▶ Stated task
How many lines in the records below contain the word "content"? Answer with the number alone.

▶ Source material
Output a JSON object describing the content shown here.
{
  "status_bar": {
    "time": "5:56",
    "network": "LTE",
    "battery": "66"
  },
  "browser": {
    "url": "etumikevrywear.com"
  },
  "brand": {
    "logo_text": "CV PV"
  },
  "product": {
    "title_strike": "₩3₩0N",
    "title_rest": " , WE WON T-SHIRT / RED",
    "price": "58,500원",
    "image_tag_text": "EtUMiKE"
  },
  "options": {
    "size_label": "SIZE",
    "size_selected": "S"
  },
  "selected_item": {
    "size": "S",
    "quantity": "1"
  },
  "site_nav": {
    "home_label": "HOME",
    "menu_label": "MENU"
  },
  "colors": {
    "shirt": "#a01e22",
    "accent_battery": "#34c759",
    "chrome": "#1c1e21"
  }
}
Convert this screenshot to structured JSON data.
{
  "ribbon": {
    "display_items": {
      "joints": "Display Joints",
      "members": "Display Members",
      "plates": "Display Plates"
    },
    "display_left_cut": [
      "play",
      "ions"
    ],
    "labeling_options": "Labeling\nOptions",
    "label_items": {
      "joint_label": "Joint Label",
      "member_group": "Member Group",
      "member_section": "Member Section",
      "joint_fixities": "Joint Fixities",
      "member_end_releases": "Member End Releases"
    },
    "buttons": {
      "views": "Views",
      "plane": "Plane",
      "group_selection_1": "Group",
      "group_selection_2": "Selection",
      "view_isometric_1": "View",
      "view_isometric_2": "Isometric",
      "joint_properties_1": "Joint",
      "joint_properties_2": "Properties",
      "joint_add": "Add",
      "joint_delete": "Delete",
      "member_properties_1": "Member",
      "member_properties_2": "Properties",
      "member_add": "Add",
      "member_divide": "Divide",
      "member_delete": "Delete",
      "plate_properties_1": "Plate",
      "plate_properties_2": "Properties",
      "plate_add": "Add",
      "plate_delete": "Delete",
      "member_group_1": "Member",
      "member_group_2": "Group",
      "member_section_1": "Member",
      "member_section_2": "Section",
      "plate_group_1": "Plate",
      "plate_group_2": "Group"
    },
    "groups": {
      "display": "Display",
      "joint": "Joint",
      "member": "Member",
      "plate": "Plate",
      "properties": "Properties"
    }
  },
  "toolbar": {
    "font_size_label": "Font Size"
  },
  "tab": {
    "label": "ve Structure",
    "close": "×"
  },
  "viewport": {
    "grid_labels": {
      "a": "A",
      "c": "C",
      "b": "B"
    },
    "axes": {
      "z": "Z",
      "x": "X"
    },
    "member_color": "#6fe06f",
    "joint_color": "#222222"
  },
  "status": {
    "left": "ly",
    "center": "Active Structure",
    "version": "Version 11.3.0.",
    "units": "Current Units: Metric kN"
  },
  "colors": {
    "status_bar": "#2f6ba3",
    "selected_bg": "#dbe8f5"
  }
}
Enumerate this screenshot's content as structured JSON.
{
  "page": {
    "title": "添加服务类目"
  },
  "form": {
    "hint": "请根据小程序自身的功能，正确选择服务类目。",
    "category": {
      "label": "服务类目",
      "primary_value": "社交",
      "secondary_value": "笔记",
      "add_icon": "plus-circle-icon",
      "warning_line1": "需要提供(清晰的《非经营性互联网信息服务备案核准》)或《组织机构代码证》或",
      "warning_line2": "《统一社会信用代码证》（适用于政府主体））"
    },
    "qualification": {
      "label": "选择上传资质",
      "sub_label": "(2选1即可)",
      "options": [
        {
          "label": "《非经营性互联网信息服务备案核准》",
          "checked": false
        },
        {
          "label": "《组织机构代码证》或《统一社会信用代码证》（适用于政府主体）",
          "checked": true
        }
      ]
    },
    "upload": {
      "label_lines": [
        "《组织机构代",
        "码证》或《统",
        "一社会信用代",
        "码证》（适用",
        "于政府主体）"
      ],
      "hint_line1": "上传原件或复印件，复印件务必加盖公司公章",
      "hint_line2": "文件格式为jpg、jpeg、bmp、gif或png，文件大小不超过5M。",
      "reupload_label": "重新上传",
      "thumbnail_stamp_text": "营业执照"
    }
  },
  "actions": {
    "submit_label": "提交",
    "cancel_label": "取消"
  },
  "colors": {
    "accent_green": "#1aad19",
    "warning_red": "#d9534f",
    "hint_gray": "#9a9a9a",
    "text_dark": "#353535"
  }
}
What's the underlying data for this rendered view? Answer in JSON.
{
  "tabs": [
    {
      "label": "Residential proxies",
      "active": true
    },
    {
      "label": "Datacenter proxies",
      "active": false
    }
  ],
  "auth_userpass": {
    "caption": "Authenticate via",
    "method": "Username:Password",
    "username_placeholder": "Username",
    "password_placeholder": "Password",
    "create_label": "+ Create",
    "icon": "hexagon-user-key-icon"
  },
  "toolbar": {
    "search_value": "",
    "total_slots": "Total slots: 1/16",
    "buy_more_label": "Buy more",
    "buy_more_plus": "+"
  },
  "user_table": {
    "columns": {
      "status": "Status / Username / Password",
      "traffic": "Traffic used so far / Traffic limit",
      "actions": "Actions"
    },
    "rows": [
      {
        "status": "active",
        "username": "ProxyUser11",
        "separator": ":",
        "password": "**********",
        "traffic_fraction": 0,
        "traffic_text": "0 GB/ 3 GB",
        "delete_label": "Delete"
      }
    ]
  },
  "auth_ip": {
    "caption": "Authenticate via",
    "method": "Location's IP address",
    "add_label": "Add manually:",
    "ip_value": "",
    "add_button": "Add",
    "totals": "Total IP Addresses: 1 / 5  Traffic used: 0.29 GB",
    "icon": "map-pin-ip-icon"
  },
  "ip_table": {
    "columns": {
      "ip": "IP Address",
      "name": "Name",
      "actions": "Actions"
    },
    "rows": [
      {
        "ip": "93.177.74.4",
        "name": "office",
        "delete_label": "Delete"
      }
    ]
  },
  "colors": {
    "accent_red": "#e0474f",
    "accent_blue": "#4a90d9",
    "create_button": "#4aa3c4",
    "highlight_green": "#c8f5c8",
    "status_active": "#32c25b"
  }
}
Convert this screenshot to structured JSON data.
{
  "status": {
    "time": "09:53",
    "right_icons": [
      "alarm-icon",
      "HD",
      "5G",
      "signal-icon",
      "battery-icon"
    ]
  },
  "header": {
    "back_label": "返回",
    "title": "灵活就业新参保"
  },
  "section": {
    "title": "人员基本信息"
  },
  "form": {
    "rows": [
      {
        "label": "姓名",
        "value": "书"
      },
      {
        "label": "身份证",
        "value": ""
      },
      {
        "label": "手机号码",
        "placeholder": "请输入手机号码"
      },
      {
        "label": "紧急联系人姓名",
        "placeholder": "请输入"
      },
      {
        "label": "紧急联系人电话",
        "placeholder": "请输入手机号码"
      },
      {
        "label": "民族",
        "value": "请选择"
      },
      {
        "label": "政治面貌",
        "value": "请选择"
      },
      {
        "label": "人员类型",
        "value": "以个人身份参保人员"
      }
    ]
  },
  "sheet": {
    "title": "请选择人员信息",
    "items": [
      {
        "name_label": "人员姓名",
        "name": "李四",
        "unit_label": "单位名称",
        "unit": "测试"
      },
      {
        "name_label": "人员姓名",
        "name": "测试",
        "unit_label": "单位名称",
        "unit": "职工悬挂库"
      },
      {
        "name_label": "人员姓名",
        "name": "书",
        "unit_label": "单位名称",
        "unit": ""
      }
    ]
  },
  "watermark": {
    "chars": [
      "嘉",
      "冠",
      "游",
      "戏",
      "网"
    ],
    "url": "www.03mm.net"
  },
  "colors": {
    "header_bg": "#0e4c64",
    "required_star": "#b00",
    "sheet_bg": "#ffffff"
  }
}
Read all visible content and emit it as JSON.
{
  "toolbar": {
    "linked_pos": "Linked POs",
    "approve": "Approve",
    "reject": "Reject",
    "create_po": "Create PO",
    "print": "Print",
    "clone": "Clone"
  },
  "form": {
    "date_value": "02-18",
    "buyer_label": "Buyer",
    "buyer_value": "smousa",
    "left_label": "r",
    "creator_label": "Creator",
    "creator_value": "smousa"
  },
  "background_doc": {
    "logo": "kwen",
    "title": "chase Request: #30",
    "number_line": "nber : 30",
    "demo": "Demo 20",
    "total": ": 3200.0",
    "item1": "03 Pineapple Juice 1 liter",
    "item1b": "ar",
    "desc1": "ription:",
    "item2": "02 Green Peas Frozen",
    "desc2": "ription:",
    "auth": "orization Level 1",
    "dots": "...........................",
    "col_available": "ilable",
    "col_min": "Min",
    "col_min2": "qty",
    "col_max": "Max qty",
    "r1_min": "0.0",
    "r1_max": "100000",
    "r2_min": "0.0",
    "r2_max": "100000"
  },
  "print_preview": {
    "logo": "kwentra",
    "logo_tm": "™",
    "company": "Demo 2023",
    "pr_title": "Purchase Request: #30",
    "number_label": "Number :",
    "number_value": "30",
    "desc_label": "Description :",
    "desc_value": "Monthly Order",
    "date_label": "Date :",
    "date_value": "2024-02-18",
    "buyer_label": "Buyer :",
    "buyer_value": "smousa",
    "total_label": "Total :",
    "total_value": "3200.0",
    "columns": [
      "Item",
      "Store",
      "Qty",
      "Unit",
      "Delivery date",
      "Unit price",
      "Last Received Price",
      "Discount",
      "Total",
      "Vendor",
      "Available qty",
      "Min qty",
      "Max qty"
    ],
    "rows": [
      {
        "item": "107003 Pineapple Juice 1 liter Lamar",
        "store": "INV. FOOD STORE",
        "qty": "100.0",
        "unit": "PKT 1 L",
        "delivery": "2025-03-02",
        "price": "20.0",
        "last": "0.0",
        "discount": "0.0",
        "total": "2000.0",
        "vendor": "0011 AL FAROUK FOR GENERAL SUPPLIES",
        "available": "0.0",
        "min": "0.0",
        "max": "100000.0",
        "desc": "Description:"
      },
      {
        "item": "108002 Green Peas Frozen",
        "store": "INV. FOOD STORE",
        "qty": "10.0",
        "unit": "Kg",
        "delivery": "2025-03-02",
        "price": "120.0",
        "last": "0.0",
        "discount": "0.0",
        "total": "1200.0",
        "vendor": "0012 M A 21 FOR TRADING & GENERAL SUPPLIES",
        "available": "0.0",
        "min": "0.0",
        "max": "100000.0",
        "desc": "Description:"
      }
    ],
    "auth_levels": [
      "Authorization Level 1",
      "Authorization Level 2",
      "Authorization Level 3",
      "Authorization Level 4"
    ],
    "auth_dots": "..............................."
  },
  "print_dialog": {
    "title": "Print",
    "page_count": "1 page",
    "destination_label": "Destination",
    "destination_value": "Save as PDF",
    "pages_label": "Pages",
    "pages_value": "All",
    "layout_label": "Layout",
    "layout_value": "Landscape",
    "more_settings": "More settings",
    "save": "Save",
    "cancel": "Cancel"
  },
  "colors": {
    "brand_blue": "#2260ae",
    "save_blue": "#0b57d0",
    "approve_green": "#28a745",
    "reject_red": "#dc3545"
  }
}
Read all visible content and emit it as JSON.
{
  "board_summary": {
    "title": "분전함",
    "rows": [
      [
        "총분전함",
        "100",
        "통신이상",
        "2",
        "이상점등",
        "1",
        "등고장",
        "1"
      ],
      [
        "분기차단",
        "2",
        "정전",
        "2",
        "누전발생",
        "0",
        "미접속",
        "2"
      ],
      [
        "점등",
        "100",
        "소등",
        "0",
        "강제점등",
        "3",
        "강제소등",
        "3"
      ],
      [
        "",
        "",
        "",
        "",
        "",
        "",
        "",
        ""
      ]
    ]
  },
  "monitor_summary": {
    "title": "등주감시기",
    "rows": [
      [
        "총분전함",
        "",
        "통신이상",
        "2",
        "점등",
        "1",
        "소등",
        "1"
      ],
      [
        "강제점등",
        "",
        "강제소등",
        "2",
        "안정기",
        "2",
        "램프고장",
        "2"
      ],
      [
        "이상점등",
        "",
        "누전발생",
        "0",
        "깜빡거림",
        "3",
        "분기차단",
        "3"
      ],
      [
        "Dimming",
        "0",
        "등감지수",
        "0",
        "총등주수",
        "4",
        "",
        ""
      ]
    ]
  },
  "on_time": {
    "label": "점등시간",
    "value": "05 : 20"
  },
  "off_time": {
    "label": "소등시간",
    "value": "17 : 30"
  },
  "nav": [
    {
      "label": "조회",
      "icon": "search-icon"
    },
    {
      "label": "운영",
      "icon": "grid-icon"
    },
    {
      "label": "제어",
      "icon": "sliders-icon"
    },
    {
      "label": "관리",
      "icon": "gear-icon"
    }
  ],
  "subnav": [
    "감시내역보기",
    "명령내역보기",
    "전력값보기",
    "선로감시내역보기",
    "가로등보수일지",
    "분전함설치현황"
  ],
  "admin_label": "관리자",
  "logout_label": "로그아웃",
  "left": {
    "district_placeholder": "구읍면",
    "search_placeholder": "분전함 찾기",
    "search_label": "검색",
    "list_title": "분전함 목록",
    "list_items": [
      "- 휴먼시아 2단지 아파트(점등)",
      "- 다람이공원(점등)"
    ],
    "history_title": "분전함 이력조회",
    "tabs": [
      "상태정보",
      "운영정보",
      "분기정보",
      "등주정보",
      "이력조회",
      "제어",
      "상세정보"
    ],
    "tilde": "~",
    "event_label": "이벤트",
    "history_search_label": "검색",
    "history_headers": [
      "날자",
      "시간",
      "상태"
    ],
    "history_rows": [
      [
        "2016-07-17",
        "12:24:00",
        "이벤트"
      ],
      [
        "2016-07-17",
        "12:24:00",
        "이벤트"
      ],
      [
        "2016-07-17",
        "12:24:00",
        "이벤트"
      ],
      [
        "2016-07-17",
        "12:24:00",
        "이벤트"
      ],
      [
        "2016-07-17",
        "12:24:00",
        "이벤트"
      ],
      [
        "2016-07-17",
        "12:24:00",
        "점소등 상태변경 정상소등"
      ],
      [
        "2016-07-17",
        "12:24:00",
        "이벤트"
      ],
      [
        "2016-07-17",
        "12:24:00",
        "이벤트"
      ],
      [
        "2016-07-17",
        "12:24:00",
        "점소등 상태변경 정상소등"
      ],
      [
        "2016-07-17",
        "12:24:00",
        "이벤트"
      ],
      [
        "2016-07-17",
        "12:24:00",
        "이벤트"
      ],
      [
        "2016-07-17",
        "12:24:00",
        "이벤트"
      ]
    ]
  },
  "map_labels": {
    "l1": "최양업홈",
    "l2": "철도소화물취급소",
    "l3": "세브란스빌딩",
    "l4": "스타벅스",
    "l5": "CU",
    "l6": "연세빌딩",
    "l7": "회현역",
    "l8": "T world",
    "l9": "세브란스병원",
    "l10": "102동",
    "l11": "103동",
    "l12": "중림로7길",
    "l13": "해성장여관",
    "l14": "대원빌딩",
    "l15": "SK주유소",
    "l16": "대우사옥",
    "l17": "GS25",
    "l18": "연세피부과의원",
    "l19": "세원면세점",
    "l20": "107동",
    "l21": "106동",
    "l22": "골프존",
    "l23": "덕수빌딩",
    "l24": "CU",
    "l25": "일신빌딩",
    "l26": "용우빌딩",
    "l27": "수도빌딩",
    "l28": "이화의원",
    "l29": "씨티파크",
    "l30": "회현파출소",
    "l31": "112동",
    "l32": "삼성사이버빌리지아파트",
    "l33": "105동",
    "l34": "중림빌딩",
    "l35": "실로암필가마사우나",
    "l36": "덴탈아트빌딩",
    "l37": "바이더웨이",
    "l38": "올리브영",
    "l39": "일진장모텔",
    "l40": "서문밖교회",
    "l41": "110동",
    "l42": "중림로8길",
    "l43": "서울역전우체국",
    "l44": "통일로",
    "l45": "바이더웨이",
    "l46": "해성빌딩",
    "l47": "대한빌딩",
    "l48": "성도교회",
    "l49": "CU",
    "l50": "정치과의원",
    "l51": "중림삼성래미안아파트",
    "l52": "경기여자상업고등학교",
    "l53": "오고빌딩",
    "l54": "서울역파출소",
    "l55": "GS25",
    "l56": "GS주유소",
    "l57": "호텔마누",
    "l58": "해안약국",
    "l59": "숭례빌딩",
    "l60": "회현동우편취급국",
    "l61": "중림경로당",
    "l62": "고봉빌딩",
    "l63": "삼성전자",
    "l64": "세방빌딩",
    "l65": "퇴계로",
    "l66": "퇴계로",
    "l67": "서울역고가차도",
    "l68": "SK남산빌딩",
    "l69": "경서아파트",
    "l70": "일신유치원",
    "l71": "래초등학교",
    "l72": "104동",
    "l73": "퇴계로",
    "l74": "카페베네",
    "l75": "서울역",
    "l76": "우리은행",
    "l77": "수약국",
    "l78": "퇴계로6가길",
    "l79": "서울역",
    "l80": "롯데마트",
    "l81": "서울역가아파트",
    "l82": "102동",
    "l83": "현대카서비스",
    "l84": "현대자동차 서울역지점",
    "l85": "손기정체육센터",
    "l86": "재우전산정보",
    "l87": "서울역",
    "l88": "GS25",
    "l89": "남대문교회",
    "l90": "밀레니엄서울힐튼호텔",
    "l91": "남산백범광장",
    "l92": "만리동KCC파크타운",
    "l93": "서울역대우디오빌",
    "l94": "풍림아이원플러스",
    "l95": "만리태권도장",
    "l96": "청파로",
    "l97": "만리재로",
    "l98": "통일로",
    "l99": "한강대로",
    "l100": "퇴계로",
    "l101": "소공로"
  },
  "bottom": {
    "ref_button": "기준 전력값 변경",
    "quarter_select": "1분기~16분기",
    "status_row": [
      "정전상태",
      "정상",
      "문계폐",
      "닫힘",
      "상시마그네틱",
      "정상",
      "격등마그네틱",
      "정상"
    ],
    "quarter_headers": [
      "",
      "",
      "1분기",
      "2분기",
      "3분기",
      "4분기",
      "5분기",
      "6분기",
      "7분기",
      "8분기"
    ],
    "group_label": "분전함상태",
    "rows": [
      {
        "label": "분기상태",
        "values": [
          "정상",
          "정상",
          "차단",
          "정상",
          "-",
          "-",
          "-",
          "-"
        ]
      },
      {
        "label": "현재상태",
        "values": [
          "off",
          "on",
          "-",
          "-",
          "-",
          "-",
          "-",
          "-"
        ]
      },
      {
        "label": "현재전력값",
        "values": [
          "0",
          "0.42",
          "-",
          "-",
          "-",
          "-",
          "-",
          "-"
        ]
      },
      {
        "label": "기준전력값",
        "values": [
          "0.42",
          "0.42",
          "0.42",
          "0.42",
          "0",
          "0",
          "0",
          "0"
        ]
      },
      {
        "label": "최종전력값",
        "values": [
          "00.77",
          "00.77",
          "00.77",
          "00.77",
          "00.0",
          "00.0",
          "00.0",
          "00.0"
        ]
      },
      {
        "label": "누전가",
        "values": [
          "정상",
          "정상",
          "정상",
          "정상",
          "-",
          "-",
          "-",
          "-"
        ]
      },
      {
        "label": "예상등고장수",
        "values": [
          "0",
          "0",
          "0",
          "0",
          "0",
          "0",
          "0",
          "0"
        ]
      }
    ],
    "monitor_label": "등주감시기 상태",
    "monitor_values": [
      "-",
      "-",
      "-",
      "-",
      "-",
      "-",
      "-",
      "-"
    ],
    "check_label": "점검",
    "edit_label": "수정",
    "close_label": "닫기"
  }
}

▶ Expected answer
4